■ The request:
Retype all of the entries word for word.

Figure contents as structured data
┄┄┄┄┄┄

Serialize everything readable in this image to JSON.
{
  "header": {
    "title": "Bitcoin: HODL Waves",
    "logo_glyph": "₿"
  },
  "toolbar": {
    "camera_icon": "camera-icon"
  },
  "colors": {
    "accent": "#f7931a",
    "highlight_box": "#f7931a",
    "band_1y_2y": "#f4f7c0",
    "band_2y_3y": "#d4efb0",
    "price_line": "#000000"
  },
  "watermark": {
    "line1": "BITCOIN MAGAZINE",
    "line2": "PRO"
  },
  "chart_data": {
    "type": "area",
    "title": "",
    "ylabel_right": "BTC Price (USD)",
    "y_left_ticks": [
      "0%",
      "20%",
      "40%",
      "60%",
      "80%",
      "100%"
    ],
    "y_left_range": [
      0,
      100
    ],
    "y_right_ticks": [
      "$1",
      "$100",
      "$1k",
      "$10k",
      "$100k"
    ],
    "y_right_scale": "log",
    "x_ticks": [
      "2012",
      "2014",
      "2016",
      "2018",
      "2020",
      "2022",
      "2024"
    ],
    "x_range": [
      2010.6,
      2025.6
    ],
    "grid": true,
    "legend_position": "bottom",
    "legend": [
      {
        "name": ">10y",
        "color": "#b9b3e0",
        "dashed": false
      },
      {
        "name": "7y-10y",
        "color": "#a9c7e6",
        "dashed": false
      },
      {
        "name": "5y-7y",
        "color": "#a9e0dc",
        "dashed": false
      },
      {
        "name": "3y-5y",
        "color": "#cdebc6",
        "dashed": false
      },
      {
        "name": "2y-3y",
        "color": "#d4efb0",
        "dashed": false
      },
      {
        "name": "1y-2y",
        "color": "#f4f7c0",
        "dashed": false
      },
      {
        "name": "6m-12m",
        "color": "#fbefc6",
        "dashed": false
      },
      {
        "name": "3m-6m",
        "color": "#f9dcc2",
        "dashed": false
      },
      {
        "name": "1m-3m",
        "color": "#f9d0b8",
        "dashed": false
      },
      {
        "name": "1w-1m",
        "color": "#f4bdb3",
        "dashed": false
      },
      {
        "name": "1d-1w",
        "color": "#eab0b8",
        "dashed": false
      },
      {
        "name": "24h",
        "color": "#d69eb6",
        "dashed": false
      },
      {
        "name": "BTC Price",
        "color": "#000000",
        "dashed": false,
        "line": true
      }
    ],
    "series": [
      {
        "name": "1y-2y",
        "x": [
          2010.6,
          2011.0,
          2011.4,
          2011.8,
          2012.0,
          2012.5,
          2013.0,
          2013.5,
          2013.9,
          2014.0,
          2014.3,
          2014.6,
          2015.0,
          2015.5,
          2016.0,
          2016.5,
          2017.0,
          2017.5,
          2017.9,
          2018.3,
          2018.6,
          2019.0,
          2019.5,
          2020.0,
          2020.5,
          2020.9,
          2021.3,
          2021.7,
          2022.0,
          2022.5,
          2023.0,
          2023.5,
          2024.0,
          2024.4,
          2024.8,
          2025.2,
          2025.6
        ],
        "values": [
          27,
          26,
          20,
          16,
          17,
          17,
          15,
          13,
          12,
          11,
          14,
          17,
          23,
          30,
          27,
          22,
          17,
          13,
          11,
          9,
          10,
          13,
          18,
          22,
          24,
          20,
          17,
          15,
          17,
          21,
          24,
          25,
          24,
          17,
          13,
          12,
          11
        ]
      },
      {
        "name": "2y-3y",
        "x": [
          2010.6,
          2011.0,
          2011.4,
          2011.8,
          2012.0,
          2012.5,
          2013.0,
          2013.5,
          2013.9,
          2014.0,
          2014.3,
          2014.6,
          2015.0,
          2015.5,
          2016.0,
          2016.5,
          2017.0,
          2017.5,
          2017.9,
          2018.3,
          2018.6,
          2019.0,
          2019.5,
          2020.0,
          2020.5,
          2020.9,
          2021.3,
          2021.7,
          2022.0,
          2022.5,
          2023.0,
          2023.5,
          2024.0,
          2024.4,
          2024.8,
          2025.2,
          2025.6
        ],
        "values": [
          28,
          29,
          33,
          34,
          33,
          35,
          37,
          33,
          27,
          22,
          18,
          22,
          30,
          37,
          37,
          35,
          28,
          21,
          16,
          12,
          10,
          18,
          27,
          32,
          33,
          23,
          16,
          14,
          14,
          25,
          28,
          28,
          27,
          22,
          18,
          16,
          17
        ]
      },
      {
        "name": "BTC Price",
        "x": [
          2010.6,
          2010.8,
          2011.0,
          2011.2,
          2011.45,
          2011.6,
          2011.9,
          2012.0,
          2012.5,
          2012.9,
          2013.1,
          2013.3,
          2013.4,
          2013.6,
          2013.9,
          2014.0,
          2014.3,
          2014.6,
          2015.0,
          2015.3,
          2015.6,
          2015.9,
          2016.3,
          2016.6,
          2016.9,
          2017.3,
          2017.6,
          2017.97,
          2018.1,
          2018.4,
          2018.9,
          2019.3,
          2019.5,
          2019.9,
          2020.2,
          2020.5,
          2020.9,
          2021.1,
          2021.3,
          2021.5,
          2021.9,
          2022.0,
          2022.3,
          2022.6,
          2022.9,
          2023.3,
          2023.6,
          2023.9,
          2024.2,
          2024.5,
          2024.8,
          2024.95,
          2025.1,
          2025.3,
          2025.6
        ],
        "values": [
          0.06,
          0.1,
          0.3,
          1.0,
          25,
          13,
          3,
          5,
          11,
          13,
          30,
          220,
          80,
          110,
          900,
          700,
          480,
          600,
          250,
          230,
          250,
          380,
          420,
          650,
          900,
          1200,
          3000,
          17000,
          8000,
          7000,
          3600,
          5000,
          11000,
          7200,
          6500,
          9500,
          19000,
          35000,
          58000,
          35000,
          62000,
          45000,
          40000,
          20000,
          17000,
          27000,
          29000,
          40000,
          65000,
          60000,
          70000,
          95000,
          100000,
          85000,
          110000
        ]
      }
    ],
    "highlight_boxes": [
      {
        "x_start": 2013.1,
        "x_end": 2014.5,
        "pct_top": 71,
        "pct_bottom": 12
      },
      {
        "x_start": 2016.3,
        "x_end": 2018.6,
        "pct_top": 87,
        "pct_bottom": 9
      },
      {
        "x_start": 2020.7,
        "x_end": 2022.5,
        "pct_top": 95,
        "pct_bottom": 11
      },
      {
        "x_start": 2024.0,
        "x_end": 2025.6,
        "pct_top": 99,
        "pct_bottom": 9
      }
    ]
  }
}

┄┄┄┄┄┄

■ Exercise answer:
Serialize everything readable in this image to JSON.
{
  "header": {
    "title": "Bitcoin: HODL Waves",
    "logo_glyph": "₿"
  },
  "toolbar": {
    "camera_icon": "camera-icon"
  },
  "colors": {
    "accent": "#f7931a",
    "highlight_box": "#f7931a",
    "band_1y_2y": "#f4f7c0",
    "band_2y_3y": "#d4efb0",
    "price_line": "#000000"
  },
  "watermark": {
    "line1": "BITCOIN MAGAZINE",
    "line2": "PRO"
  },
  "chart_data": {
    "type": "area",
    "title": "",
    "ylabel_right": "BTC Price (USD)",
    "y_left_ticks": [
      "0%",
      "20%",
      "40%",
      "60%",
      "80%",
      "100%"
    ],
    "y_left_range": [
      0,
      100
    ],
    "y_right_ticks": [
      "$1",
      "$100",
      "$1k",
      "$10k",
      "$100k"
    ],
    "y_right_scale": "log",
    "x_ticks": [
      "2012",
      "2014",
      "2016",
      "2018",
      "2020",
      "2022",
      "2024"
    ],
    "x_range": [
      2010.6,
      2025.6
    ],
    "grid": true,
    "legend_position": "bottom",
    "legend": [
      {
        "name": ">10y",
        "color": "#b9b3e0",
        "dashed": false
      },
      {
        "name": "7y-10y",
        "color": "#a9c7e6",
        "dashed": false
      },
      {
        "name": "5y-7y",
        "color": "#a9e0dc",
        "dashed": false
      },
      {
        "name": "3y-5y",
        "color": "#cdebc6",
        "dashed": false
      },
      {
        "name": "2y-3y",
        "color": "#d4efb0",
        "dashed": false
      },
      {
        "name": "1y-2y",
        "color": "#f4f7c0",
        "dashed": false
      },
      {
        "name": "6m-12m",
        "color": "#fbefc6",
        "dashed": false
      },
      {
        "name": "3m-6m",
        "color": "#f9dcc2",
        "dashed": false
      },
      {
        "name": "1m-3m",
        "color": "#f9d0b8",
        "dashed": false
      },
      {
        "name": "1w-1m",
        "color": "#f4bdb3",
        "dashed": false
      },
      {
        "name": "1d-1w",
        "color": "#eab0b8",
        "dashed": false
      },
      {
        "name": "24h",
        "color": "#d69eb6",
        "dashed": false
      },
      {
        "name": "BTC Price",
        "color": "#000000",
        "dashed": false,
        "line": true
      }
    ],
    "series": [
      {
        "name": "1y-2y",
        "x": [
          2010.6,
          2011.0,
          2011.4,
          2011.8,
          2012.0,
          2012.5,
          2013.0,
          2013.5,
          2013.9,
          2014.0,
          2014.3,
          2014.6,
          2015.0,
          2015.5,
          2016.0,
          2016.5,
          2017.0,
          2017.5,
          2017.9,
          2018.3,
          2018.6,
          2019.0,
          2019.5,
          2020.0,
          2020.5,
          2020.9,
          2021.3,
          2021.7,
          2022.0,
          2022.5,
          2023.0,
          2023.5,
          2024.0,
          2024.4,
          2024.8,
          2025.2,
          2025.6
        ],
        "values": [
          27,
          26,
          20,
          16,
          17,
          17,
          15,
          13,
          12,
          11,
          14,
          17,
          23,
          30,
          27,
          22,
          17,
          13,
          11,
          9,
          10,
          13,
          18,
          22,
          24,
          20,
          17,
          15,
          17,
          21,
          24,
          25,
          24,
          17,
          13,
          12,
          11
        ]
      },
      {
        "name": "2y-3y",
        "x": [
          2010.6,
          2011.0,
          2011.4,
          2011.8,
          2012.0,
          2012.5,
          2013.0,
          2013.5,
          2013.9,
          2014.0,
          2014.3,
          2014.6,
          2015.0,
          2015.5,
          2016.0,
          2016.5,
          2017.0,
          2017.5,
          2017.9,
          2018.3,
          2018.6,
          2019.0,
          2019.5,
          2020.0,
          2020.5,
          2020.9,
          2021.3,
          2021.7,
          2022.0,
          2022.5,
          2023.0,
          2023.5,
          2024.0,
          2024.4,
          2024.8,
          2025.2,
          2025.6
        ],
        "values": [
          28,
          29,
          33,
          34,
          33,
          35,
          37,
          33,
          27,
          22,
          18,
          22,
          30,
          37,
          37,
          35,
          28,
          21,
          16,
          12,
          10,
          18,
          27,
          32,
          33,
          23,
          16,
          14,
          14,
          25,
          28,
          28,
          27,
          22,
          18,
          16,
          17
        ]
      },
      {
        "name": "BTC Price",
        "x": [
          2010.6,
          2010.8,
          2011.0,
          2011.2,
          2011.45,
          2011.6,
          2011.9,
          2012.0,
          2012.5,
          2012.9,
          2013.1,
          2013.3,
          2013.4,
          2013.6,
          2013.9,
          2014.0,
          2014.3,
          2014.6,
          2015.0,
          2015.3,
          2015.6,
          2015.9,
          2016.3,
          2016.6,
          2016.9,
          2017.3,
          2017.6,
          2017.97,
          2018.1,
          2018.4,
          2018.9,
          2019.3,
          2019.5,
          2019.9,
          2020.2,
          2020.5,
          2020.9,
          2021.1,
          2021.3,
          2021.5,
          2021.9,
          2022.0,
          2022.3,
          2022.6,
          2022.9,
          2023.3,
          2023.6,
          2023.9,
          2024.2,
          2024.5,
          2024.8,
          2024.95,
          2025.1,
          2025.3,
          2025.6
        ],
        "values": [
          0.06,
          0.1,
          0.3,
          1.0,
          25,
          13,
          3,
          5,
          11,
          13,
          30,
          220,
          80,
          110,
          900,
          700,
          480,
          600,
          250,
          230,
          250,
          380,
          420,
          650,
          900,
          1200,
          3000,
          17000,
          8000,
          7000,
          3600,
          5000,
          11000,
          7200,
          6500,
          9500,
          19000,
          35000,
          58000,
          35000,
          62000,
          45000,
          40000,
          20000,
          17000,
          27000,
          29000,
          40000,
          65000,
          60000,
          70000,
          95000,
          100000,
          85000,
          110000
        ]
      }
    ],
    "highlight_boxes": [
      {
        "x_start": 2013.1,
        "x_end": 2014.5,
        "pct_top": 71,
        "pct_bottom": 12
      },
      {
        "x_start": 2016.3,
        "x_end": 2018.6,
        "pct_top": 87,
        "pct_bottom": 9
      },
      {
        "x_start": 2020.7,
        "x_end": 2022.5,
        "pct_top": 95,
        "pct_bottom": 11
      },
      {
        "x_start": 2024.0,
        "x_end": 2025.6,
        "pct_top": 99,
        "pct_bottom": 9
      }
    ]
  }
}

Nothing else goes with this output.